* _TRAVAIL DEMANDÉ_
Recopiez à l'identique le passage de l'extrait ci-dessous consacré aux CRTE, de « Madame la ministre, bien » à « Mme la ministre. ».

___ EXTRAIT

La question du calendrier et de l’échéance affichée au 30 juin 2021 continue d’inquiéter, même si vous y avez déjà répondu en précisant que seuls les contours devaient être dessinés à cette date. L’Association des maires de France et des présidents d’intercommunalité (AMF) a proposé de repousser ce délai au 30 novembre prochain : si elle était acceptée, cette proposition rassurerait les collectivités.
Il existe également un décalage entre le rythme imposé par les services de l’État pour atteindre les objectifs en matière de transition écologique et la concertation auprès des acteurs locaux. Dans certains cas, on constate un véritable manque de transparence dans les discussions entre les EPCI et l’État : elles mettent de côté les maires et il est difficile pour ces derniers de connaître le contenu et la portée des contrats.
J’insisterai également sur les besoins d’appui en ingénierie. Avec des délais contraints, les territoires ruraux ayant peu d’ingénierie auront des difficultés à s’organiser pour monter les dossiers, ce qui risque d’accroître les inégalités entre les territoires, cela a déjà été souligné.
Je conclurai sur le problème de la répartition des compétences. Plusieurs actions du CRTE sont engagées par l’EPCI, alors que les compétences concernées sont souvent d’ordre communal : actions en direction des commerces, maîtrise du foncier, réhabilitation de l’habitat des centres-villes ou de la voirie… Cependant, les maires ne sont pas toujours associés à l’élaboration des futurs CRTE.
Madame la ministre, bien que je considère l’aide territorialisée que constituent les CRTE comme essentielle pour l’économie de nos territoires, je souhaite connaître vos réponses à ces quelques interrogations.
M. le président. La parole est à Mme la ministre.
Mme Jacqueline Gourault, ministre de la cohésion des territoires et des relations avec les collectivités territoriales. D’une manière générale, les CRTE sont en train d’être mis en place, on ne peut donc pas encore tirer de bilan.
J’en viens au fonctionnement des intercommunalités. Vous comprenez bien que je ne peux pas me mettre à la place des élus ; pour autant, j’ai présidé une intercommunalité, j’ai été maire : je connais ces problématiques par cœur !

______
___ DONNÉES FOURNIES

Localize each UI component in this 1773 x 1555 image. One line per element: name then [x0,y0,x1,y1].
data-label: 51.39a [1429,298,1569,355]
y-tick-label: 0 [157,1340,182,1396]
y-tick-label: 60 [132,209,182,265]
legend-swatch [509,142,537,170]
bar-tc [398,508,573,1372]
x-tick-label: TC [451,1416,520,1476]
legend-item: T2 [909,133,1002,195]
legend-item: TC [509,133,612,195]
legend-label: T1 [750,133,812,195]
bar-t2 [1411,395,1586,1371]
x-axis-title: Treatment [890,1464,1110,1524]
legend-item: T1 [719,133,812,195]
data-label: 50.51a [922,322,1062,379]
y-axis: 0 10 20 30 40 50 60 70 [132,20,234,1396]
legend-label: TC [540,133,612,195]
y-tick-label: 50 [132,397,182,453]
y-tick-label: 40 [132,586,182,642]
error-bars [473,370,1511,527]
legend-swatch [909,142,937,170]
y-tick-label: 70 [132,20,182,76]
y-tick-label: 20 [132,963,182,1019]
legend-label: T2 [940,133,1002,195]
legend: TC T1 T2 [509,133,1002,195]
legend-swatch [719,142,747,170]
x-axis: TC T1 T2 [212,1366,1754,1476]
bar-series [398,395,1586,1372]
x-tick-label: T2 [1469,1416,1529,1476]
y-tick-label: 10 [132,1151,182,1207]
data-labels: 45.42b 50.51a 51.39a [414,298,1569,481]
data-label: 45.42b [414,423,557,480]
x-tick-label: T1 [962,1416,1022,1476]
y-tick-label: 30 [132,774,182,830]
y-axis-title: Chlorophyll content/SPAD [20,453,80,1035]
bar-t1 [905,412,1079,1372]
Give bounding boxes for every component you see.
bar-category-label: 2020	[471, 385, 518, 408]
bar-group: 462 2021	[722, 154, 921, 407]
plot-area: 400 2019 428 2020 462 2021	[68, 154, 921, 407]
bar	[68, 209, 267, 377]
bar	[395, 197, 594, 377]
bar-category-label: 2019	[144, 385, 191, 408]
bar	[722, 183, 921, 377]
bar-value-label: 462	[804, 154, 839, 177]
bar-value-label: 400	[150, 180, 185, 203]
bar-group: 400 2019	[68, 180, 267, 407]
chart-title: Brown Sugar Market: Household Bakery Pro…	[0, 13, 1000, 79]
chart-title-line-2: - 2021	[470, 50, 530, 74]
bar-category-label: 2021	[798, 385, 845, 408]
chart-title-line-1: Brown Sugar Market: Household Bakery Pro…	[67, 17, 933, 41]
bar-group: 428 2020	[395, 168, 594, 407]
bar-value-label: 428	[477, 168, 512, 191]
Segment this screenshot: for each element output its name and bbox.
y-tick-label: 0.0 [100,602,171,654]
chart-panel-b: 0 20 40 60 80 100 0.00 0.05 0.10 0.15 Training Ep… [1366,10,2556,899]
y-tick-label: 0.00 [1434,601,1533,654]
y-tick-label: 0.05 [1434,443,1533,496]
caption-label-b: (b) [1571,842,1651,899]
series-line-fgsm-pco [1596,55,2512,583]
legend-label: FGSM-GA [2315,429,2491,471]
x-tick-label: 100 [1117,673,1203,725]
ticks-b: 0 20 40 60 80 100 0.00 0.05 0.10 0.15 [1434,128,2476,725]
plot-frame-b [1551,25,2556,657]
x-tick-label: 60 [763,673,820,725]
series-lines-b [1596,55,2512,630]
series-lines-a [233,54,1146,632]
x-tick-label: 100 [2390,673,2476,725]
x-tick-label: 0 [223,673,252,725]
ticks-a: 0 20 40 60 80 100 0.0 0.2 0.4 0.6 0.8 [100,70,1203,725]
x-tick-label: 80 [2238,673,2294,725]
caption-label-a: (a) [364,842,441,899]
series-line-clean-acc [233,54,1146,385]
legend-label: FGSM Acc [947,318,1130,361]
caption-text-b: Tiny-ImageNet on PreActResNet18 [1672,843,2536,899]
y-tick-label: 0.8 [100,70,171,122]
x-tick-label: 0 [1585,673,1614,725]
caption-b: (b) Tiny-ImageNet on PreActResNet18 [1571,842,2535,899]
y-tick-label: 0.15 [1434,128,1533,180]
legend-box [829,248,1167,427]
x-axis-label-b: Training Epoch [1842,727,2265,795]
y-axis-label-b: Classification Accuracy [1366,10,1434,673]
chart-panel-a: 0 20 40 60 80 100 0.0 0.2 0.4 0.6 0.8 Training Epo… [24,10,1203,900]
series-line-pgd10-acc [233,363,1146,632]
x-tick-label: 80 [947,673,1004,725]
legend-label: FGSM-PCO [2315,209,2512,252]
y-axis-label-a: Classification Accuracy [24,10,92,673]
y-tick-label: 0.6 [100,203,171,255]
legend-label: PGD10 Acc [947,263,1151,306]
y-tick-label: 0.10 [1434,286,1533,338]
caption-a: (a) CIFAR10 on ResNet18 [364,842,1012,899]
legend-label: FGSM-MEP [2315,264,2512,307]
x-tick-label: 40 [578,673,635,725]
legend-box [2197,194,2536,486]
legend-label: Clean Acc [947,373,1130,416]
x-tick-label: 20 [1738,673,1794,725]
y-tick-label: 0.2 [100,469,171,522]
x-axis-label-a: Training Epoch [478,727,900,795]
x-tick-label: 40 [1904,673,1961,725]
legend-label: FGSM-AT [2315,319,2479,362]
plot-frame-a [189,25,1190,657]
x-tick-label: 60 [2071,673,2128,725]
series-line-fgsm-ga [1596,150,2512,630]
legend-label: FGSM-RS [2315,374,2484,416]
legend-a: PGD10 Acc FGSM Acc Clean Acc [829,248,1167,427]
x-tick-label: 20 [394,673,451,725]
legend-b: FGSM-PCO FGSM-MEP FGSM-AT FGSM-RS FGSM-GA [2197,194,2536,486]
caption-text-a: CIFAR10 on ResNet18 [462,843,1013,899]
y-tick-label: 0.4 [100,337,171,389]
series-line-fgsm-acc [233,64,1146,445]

______

* _RÉPONSE ATTENDUE_
Madame la ministre, bien que je considère l’aide territorialisée que constituent les CRTE comme essentielle pour l’économie de nos territoires, je souhaite connaître vos réponses à ces quelques interrogations.
M. le président. La parole est à Mme la ministre.